Task brief: Please reproduce, character for character, the lines of the material below, starting with the line that contains "list 47 of the" and continuing through the line that contains "y-tick-label: 50 [80, 152, 98, 164]".

Given information:

>> begin

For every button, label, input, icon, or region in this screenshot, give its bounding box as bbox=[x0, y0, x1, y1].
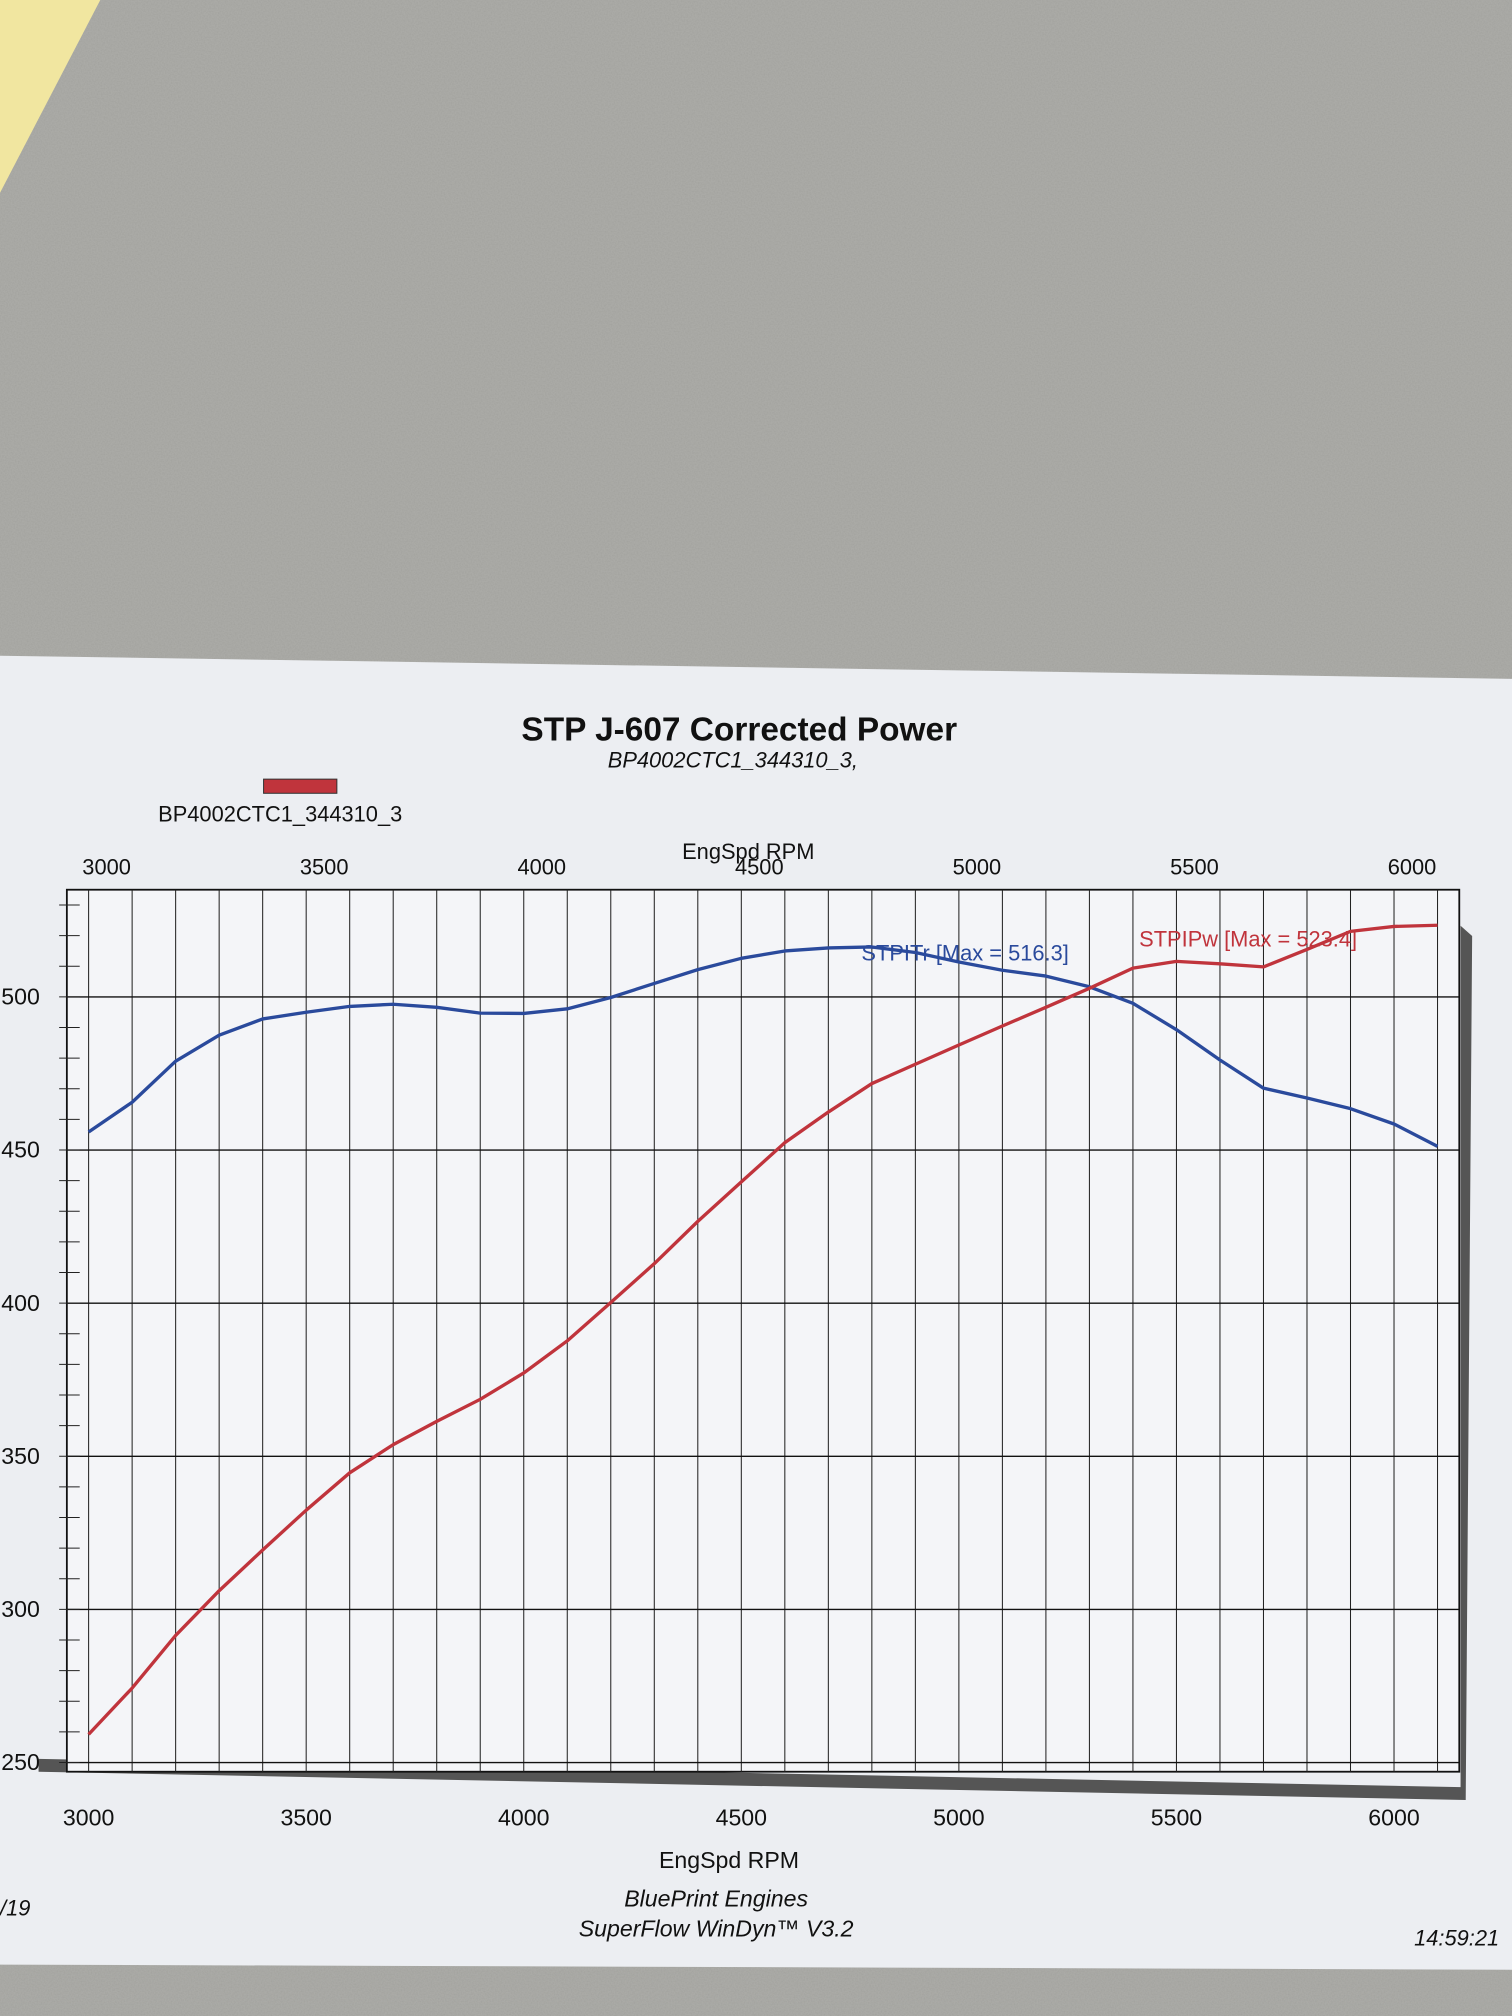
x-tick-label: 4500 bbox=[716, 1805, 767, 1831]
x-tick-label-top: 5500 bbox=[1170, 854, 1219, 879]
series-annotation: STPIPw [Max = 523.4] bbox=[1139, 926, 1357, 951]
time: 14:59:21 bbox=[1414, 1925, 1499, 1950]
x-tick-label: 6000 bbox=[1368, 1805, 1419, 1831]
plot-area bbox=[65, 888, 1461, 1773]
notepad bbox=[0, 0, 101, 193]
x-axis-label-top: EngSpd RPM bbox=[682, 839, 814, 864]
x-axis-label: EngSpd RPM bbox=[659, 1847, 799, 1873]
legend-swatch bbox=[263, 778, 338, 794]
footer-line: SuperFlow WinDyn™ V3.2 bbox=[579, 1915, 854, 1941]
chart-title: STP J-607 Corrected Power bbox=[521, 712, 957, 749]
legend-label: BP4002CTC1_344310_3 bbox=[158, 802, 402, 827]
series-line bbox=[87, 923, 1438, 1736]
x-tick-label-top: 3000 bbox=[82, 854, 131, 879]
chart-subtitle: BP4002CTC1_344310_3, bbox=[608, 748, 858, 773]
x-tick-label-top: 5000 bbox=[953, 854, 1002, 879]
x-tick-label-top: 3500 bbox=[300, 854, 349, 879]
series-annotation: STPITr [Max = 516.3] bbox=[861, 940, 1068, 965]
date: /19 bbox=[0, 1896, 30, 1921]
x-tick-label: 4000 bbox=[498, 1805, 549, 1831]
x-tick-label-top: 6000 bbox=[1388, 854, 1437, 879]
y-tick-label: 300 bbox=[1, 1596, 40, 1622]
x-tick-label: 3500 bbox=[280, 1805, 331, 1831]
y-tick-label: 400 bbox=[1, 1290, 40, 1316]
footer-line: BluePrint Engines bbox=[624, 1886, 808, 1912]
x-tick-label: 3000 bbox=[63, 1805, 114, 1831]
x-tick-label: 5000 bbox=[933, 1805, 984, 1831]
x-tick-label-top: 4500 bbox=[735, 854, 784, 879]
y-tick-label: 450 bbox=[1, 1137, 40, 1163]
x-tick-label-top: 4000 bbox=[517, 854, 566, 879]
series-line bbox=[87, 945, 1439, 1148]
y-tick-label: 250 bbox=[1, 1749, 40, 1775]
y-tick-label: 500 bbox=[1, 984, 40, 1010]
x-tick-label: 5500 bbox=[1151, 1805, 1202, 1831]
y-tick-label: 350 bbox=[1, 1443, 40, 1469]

>> end
>> begin

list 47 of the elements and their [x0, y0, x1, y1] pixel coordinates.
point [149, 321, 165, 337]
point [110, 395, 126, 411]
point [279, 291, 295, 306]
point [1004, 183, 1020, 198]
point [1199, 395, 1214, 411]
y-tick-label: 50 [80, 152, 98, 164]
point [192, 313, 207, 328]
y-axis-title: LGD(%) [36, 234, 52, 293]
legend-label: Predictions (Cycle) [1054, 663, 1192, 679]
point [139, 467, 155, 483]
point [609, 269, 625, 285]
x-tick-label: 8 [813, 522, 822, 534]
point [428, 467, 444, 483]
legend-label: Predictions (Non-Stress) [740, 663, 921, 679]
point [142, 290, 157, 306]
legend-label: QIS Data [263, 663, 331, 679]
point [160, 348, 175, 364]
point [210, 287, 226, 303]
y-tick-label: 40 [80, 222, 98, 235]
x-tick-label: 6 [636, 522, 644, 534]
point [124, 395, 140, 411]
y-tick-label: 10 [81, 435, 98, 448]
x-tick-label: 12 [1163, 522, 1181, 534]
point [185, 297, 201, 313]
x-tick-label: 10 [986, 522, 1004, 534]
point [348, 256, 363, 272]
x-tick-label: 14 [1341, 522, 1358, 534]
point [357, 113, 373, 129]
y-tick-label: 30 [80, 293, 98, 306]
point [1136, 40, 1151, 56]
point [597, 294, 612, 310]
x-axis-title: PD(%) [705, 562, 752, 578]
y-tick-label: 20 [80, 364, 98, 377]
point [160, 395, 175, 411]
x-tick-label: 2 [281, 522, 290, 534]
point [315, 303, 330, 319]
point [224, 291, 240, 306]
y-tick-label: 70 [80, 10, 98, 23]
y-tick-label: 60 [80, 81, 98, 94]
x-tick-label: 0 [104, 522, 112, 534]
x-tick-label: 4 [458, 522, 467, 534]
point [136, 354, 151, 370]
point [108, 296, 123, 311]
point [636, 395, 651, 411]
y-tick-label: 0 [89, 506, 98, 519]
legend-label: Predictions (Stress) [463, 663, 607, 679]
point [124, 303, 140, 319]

>> end

Result of this exercise:
list 47 of the elements and their [x0, y0, x1, y1] pixel coordinates.
point [149, 321, 165, 337]
point [110, 395, 126, 411]
point [279, 291, 295, 306]
point [1004, 183, 1020, 198]
point [1199, 395, 1214, 411]
y-tick-label: 50 [80, 152, 98, 164]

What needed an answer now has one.